What this task involves: Continue the court passage on Maryland's 1968 recordation tax legislation, starting right after its final sentence.

Passage given:
As the record in this case reveals, House Joint Resolution 24 of the 1967 session of the General Assembly provided for creation of a commission to conduct studies and prepare corrective legislation for various state and local taxation and fiscal problems. This action led to formation of the Joint Legislative-Executive Committee to Study Taxation and Fiscal Problems which submitted its report to the General Assembly on January 1, 1968. 2 Noting that the federal recordation tax, which theretofore had been imposed at the rate of 55cents per $500, was to be discontinued as of January 1, 1968, as part of an overall federal program of excise tax reduction, the joint committee recommended 'that the counties and Baltimore City be authorized to impose a recordation tax, upon 'instruments of writing' presently taxed in Maryland, at such rate as each shall elect.' (emphasis added). A footnote to one of the exhibits attached to the report, summarizing the fiscal effects of the various recommendations, stated:

'Although local governments would be authorized to elect any level of increase, this estimate assumes a 55cents for $500 increase for all-the level of the Federal tax being removed.' (emphasis added).

House Bill 410 of the 1968 session, implementing the committee recommendations, was introduced by the house members of the joint committee, and Senate Bill 209, ultimately enacted as Chapter 452, was introduced by the senate members of the joint committee. A comparison of the various recommendations of the joint committee with Chapter 452, which dealt with a number of tax matters in addition to the recordation tax, erases any doubt that the enactment is the very embodiment of those recommendations.

Material provided:
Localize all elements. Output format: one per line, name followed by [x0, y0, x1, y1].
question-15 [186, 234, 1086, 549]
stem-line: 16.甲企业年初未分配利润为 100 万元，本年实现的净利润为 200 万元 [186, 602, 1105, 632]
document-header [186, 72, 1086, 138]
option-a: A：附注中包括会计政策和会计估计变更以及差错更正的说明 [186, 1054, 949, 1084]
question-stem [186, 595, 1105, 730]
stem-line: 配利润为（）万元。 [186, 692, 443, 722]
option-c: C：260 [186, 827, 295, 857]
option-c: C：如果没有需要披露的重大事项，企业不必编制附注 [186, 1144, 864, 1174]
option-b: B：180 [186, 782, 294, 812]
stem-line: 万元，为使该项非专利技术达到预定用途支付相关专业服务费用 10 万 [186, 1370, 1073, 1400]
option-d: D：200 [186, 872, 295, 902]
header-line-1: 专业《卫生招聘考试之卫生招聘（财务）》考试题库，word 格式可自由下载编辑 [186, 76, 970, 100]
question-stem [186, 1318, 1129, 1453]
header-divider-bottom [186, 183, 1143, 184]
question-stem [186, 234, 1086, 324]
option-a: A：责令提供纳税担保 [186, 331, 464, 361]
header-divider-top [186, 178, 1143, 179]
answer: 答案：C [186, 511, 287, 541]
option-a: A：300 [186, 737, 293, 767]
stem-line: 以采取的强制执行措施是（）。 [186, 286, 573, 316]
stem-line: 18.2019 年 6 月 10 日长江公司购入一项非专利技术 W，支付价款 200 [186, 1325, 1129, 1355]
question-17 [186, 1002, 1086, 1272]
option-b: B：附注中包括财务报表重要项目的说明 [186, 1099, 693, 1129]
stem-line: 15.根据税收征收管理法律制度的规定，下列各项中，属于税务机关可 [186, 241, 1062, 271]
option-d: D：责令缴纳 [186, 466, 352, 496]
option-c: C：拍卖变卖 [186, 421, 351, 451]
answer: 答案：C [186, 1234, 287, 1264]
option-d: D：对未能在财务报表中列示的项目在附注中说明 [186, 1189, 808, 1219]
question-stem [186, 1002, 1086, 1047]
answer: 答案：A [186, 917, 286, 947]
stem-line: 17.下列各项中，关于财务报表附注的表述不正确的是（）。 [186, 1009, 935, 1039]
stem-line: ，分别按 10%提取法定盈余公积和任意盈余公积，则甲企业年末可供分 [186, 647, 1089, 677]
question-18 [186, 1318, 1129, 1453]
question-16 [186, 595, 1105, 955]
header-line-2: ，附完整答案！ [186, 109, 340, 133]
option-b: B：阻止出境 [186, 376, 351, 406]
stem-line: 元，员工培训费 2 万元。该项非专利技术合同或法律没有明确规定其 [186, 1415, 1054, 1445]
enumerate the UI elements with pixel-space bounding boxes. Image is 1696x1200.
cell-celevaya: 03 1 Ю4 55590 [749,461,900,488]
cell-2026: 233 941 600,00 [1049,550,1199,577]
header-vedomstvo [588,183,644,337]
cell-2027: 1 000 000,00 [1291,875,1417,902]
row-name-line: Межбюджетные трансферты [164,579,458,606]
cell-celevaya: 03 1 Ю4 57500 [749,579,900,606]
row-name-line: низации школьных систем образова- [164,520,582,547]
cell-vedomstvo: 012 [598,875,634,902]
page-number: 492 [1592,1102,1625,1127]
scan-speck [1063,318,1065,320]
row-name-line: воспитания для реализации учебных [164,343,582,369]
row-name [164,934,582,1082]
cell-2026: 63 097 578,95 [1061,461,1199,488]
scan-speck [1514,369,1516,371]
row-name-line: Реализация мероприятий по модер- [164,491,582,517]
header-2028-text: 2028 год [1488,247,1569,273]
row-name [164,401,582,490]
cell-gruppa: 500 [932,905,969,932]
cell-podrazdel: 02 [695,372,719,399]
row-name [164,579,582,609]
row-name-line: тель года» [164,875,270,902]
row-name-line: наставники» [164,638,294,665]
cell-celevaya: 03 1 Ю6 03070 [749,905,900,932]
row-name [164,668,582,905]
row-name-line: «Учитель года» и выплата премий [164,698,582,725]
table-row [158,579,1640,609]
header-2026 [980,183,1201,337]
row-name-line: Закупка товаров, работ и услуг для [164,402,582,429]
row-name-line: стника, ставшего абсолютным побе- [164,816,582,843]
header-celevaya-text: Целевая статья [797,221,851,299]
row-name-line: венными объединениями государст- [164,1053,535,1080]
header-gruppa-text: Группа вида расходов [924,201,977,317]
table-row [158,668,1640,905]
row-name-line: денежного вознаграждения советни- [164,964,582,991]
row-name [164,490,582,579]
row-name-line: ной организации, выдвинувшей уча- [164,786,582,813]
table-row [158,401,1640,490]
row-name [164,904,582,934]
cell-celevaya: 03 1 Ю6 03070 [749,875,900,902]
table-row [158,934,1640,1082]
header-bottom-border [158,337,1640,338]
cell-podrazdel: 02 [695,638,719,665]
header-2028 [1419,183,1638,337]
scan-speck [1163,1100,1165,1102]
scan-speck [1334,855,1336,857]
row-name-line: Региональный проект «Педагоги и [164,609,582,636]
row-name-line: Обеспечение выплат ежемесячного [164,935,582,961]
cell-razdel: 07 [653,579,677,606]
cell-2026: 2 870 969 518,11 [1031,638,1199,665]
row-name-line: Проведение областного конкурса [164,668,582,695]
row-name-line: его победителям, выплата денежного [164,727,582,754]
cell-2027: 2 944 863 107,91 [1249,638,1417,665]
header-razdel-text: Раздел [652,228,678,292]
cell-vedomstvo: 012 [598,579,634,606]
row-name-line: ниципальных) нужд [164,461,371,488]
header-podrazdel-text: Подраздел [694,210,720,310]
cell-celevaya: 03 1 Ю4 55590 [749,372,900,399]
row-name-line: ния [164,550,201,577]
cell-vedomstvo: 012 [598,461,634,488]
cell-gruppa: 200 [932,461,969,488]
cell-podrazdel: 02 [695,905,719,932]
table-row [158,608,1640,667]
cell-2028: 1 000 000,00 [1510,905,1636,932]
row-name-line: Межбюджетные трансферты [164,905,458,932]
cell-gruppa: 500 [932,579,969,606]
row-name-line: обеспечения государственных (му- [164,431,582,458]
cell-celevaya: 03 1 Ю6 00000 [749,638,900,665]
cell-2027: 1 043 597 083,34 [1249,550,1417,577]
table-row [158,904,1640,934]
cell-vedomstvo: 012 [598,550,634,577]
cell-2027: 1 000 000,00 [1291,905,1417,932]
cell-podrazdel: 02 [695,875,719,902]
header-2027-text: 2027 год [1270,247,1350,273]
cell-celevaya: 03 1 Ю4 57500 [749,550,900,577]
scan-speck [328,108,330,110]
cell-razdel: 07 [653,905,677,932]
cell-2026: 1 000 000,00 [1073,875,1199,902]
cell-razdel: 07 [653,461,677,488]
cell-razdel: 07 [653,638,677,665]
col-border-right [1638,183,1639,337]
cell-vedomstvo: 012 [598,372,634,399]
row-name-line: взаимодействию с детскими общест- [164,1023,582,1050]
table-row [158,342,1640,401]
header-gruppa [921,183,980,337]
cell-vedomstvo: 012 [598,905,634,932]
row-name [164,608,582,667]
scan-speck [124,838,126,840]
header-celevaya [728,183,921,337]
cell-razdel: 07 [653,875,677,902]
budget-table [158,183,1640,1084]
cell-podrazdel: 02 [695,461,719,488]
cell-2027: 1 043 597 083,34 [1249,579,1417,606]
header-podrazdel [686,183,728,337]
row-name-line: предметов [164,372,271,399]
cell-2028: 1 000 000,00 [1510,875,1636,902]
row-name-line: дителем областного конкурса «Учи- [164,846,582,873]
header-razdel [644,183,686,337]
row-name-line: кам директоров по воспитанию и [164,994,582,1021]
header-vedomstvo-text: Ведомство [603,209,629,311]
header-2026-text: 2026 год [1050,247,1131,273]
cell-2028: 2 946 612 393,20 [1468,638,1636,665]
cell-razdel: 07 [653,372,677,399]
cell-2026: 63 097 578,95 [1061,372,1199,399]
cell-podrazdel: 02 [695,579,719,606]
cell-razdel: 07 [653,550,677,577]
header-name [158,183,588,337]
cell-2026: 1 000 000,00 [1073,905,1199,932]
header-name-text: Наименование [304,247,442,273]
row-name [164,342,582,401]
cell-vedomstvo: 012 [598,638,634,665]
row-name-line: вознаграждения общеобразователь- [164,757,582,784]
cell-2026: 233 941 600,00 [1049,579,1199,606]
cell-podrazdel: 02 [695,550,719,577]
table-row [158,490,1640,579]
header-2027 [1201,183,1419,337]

Answer for the task:
While conceding that the report and recommendations accurately reflect the intention of the joint committee that every county and Baltimore City be authorized to impose a recordation tax at such rate as each should elect, appellants maintain that this was nevertheless not the intention of the General Assembly itself. Unquestionably, the report of the joint committee may be considered in ascertaining the legislative intent:

'The history of the legislation, committee reports, other statutes in pari materia, and all related provisions of the same act must be considered in the construction of revenue laws.' 3 Sutherland, Statutory Construction, § 66.03 (4th ed. Sands 1974) (emphasis added, footnotes omitted).

In short, as we have said, 'the courts are not shut off from any discussion or sources of information available to the Legislature in order to ascertain the legislative intent.' Public Service Com'n. v. Sun Cab Co. (West v. Sun Cab Co.), 160 Md. 476, 481, 154 A. 100, 103 (1931). Accord, Allers v. Tittsworth, 269 Md. 677, 683, 309 A.2d 476 (1973) (revision commission reports considered by court).

Appellants urge, however, that there is a more accurate means of ascertaining the intention of the General Assembly. They point to the plethora of bills...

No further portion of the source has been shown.